# [Aim of the exercise]
Could you output every line of each listing below as a numbered list, leaving out any blank lines?

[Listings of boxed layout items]
☆ ☆ ☆ ☆ ☆
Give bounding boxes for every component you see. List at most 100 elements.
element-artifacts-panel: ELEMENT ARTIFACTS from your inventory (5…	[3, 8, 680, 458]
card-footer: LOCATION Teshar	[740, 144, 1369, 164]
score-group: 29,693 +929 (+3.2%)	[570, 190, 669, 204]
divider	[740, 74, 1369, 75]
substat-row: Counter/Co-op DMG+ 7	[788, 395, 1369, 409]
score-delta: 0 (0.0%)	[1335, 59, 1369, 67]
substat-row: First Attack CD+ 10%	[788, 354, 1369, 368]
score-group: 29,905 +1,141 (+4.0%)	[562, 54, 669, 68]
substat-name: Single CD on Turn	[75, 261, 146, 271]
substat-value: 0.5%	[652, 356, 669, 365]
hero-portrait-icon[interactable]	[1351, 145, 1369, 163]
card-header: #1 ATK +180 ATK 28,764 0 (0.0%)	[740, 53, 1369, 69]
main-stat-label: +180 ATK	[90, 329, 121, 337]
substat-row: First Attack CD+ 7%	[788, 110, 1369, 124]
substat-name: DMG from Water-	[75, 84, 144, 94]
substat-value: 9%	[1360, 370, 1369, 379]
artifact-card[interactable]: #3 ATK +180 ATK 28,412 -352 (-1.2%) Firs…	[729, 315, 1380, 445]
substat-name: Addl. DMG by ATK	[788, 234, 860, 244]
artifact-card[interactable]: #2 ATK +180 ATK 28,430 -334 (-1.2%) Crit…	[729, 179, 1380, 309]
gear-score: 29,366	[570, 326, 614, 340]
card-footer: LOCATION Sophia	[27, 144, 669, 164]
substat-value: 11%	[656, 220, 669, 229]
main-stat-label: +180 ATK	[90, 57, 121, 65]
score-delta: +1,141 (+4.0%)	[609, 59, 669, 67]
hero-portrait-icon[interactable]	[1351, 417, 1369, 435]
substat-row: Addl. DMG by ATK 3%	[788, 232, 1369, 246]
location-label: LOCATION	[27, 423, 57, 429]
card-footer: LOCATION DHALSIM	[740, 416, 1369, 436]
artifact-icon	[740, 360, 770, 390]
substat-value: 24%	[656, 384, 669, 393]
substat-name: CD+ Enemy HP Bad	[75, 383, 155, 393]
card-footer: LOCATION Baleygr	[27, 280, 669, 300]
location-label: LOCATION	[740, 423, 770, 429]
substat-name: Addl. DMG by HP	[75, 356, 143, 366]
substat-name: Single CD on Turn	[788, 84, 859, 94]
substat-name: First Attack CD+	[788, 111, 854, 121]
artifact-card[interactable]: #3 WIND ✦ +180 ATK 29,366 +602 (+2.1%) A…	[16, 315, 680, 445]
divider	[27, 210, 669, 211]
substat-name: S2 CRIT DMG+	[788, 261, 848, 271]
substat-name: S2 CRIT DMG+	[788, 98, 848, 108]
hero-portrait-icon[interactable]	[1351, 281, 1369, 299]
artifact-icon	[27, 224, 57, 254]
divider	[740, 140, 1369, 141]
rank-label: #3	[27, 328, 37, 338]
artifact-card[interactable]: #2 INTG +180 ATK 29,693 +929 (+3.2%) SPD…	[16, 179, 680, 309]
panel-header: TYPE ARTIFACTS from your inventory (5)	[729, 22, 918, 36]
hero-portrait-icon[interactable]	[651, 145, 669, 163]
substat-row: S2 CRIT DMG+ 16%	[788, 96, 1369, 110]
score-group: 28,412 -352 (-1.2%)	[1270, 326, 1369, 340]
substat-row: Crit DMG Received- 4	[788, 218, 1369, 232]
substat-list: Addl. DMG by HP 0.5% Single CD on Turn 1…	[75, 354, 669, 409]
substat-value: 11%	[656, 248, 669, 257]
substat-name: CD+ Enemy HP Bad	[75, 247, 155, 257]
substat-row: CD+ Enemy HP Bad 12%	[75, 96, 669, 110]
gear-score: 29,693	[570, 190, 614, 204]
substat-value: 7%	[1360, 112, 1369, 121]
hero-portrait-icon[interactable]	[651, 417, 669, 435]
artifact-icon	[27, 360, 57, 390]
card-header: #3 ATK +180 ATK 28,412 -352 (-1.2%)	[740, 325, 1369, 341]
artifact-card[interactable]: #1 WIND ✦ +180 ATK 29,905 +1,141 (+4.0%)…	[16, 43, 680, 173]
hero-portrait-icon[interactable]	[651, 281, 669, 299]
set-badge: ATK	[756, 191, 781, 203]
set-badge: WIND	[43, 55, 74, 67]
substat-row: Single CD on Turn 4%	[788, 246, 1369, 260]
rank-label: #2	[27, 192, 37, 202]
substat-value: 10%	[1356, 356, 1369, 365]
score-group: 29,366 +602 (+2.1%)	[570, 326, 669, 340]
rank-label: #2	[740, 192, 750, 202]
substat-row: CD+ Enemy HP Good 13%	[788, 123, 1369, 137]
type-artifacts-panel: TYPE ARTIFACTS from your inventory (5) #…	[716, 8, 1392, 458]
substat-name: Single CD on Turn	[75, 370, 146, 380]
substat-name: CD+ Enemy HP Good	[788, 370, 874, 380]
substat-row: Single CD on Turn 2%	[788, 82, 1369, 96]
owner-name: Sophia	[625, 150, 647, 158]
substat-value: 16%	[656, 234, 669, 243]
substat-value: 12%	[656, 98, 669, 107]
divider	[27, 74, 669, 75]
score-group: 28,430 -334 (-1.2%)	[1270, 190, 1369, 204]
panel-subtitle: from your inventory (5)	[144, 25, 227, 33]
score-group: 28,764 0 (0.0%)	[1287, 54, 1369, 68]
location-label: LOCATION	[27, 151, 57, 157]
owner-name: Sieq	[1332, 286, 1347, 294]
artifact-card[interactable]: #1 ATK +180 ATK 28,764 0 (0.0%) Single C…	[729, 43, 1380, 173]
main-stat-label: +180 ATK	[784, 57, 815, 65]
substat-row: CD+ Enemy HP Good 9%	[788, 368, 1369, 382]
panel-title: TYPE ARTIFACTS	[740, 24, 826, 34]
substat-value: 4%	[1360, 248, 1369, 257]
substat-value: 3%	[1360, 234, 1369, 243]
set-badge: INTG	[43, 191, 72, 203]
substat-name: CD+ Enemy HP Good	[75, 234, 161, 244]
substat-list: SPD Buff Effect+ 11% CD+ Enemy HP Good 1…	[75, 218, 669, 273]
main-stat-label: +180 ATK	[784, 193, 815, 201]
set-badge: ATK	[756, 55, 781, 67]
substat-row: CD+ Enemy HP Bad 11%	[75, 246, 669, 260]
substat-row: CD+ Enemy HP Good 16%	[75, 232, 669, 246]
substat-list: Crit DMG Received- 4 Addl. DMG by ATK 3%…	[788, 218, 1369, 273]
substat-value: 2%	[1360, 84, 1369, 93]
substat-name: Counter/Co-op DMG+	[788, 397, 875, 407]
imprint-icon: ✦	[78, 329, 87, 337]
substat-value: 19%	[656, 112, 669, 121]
☆ ☆ ☆ ☆ ☆
# [Result of this task]
1. Give bounding boxes for every component you see. List at most 100 elements.
2. element-artifacts-panel: ELEMENT ARTIFACTS from your inventory (5…	[3, 8, 680, 458]
3. card-footer: LOCATION Teshar	[740, 144, 1369, 164]
4. score-group: 29,693 +929 (+3.2%)	[570, 190, 669, 204]
5. divider	[740, 74, 1369, 75]
6. substat-row: Counter/Co-op DMG+ 7	[788, 395, 1369, 409]
7. score-delta: 0 (0.0%)	[1335, 59, 1369, 67]
8. substat-row: First Attack CD+ 10%	[788, 354, 1369, 368]
9. score-group: 29,905 +1,141 (+4.0%)	[562, 54, 669, 68]
10. substat-name: Single CD on Turn	[75, 261, 146, 271]
11. substat-value: 0.5%	[652, 356, 669, 365]
12. hero-portrait-icon[interactable]	[1351, 145, 1369, 163]
13. card-header: #1 ATK +180 ATK 28,764 0 (0.0%)	[740, 53, 1369, 69]
14. main-stat-label: +180 ATK	[90, 329, 121, 337]
15. substat-row: First Attack CD+ 7%	[788, 110, 1369, 124]
16. substat-name: DMG from Water-	[75, 84, 144, 94]
17. substat-value: 9%	[1360, 370, 1369, 379]
18. artifact-card[interactable]: #3 ATK +180 ATK 28,412 -352 (-1.2%) Firs…	[729, 315, 1380, 445]
19. substat-name: Addl. DMG by ATK	[788, 234, 860, 244]
20. artifact-card[interactable]: #2 ATK +180 ATK 28,430 -334 (-1.2%) Crit…	[729, 179, 1380, 309]
21. gear-score: 29,366	[570, 326, 614, 340]
22. card-footer: LOCATION Sophia	[27, 144, 669, 164]
23. substat-value: 11%	[656, 220, 669, 229]
24. main-stat-label: +180 ATK	[90, 57, 121, 65]
25. score-delta: +1,141 (+4.0%)	[609, 59, 669, 67]
26. hero-portrait-icon[interactable]	[1351, 417, 1369, 435]
27. substat-row: Addl. DMG by ATK 3%	[788, 232, 1369, 246]
28. location-label: LOCATION	[27, 423, 57, 429]
29. card-footer: LOCATION DHALSIM	[740, 416, 1369, 436]
30. artifact-icon	[740, 360, 770, 390]
31. substat-value: 24%	[656, 384, 669, 393]
32. substat-name: CD+ Enemy HP Bad	[75, 383, 155, 393]
33. card-footer: LOCATION Baleygr	[27, 280, 669, 300]
34. location-label: LOCATION	[740, 423, 770, 429]
35. substat-name: Addl. DMG by HP	[75, 356, 143, 366]
36. substat-name: Single CD on Turn	[788, 84, 859, 94]
37. substat-name: First Attack CD+	[788, 111, 854, 121]
38. artifact-card[interactable]: #3 WIND ✦ +180 ATK 29,366 +602 (+2.1%) A…	[16, 315, 680, 445]
39. divider	[27, 210, 669, 211]
40. substat-name: S2 CRIT DMG+	[788, 261, 848, 271]
41. substat-name: S2 CRIT DMG+	[788, 98, 848, 108]
42. hero-portrait-icon[interactable]	[1351, 281, 1369, 299]
43. artifact-icon	[27, 224, 57, 254]
44. divider	[740, 140, 1369, 141]
45. rank-label: #3	[27, 328, 37, 338]
46. artifact-card[interactable]: #2 INTG +180 ATK 29,693 +929 (+3.2%) SPD…	[16, 179, 680, 309]
47. panel-header: TYPE ARTIFACTS from your inventory (5)	[729, 22, 918, 36]
48. hero-portrait-icon[interactable]	[651, 145, 669, 163]
49. substat-row: S2 CRIT DMG+ 16%	[788, 96, 1369, 110]
50. score-group: 28,412 -352 (-1.2%)	[1270, 326, 1369, 340]
51. substat-row: Crit DMG Received- 4	[788, 218, 1369, 232]
52. substat-list: Addl. DMG by HP 0.5% Single CD on Turn 1…	[75, 354, 669, 409]
53. substat-value: 11%	[656, 248, 669, 257]
54. substat-name: CD+ Enemy HP Bad	[75, 247, 155, 257]
55. substat-row: CD+ Enemy HP Bad 12%	[75, 96, 669, 110]
56. gear-score: 29,693	[570, 190, 614, 204]
57. substat-value: 7%	[1360, 112, 1369, 121]
58. hero-portrait-icon[interactable]	[651, 417, 669, 435]
59. artifact-icon	[27, 360, 57, 390]
60. card-header: #3 ATK +180 ATK 28,412 -352 (-1.2%)	[740, 325, 1369, 341]
61. artifact-card[interactable]: #1 WIND ✦ +180 ATK 29,905 +1,141 (+4.0%)…	[16, 43, 680, 173]
62. hero-portrait-icon[interactable]	[651, 281, 669, 299]
63. set-badge: ATK	[756, 191, 781, 203]
64. set-badge: WIND	[43, 55, 74, 67]
65. substat-row: Single CD on Turn 4%	[788, 246, 1369, 260]
66. rank-label: #2	[27, 192, 37, 202]
67. substat-value: 10%	[1356, 356, 1369, 365]
68. score-group: 29,366 +602 (+2.1%)	[570, 326, 669, 340]
69. rank-label: #2	[740, 192, 750, 202]
70. substat-row: CD+ Enemy HP Good 13%	[788, 123, 1369, 137]
71. type-artifacts-panel: TYPE ARTIFACTS from your inventory (5) #…	[716, 8, 1392, 458]
72. substat-name: Single CD on Turn	[75, 370, 146, 380]
73. substat-name: CD+ Enemy HP Good	[788, 370, 874, 380]
74. substat-row: Single CD on Turn 2%	[788, 82, 1369, 96]
75. owner-name: Sophia	[625, 150, 647, 158]
76. substat-value: 16%	[656, 234, 669, 243]
77. substat-value: 12%	[656, 98, 669, 107]
78. divider	[27, 74, 669, 75]
79. score-group: 28,430 -334 (-1.2%)	[1270, 190, 1369, 204]
80. panel-subtitle: from your inventory (5)	[144, 25, 227, 33]
81. score-group: 28,764 0 (0.0%)	[1287, 54, 1369, 68]
82. location-label: LOCATION	[27, 151, 57, 157]
83. owner-name: Sieq	[1332, 286, 1347, 294]
84. artifact-card[interactable]: #1 ATK +180 ATK 28,764 0 (0.0%) Single C…	[729, 43, 1380, 173]
85. main-stat-label: +180 ATK	[784, 57, 815, 65]
86. substat-row: CD+ Enemy HP Good 9%	[788, 368, 1369, 382]
87. panel-title: TYPE ARTIFACTS	[740, 24, 826, 34]
88. substat-value: 4%	[1360, 248, 1369, 257]
89. substat-value: 3%	[1360, 234, 1369, 243]
90. set-badge: INTG	[43, 191, 72, 203]
91. substat-name: CD+ Enemy HP Good	[75, 234, 161, 244]
92. substat-list: SPD Buff Effect+ 11% CD+ Enemy HP Good 1…	[75, 218, 669, 273]
93. main-stat-label: +180 ATK	[784, 193, 815, 201]
94. set-badge: ATK	[756, 55, 781, 67]
95. substat-row: CD+ Enemy HP Bad 11%	[75, 246, 669, 260]
96. substat-row: CD+ Enemy HP Good 16%	[75, 232, 669, 246]
97. substat-list: Crit DMG Received- 4 Addl. DMG by ATK 3%…	[788, 218, 1369, 273]
98. substat-value: 2%	[1360, 84, 1369, 93]
99. substat-name: Counter/Co-op DMG+	[788, 397, 875, 407]
100. imprint-icon: ✦	[78, 329, 87, 337]
101. substat-value: 19%	[656, 112, 669, 121]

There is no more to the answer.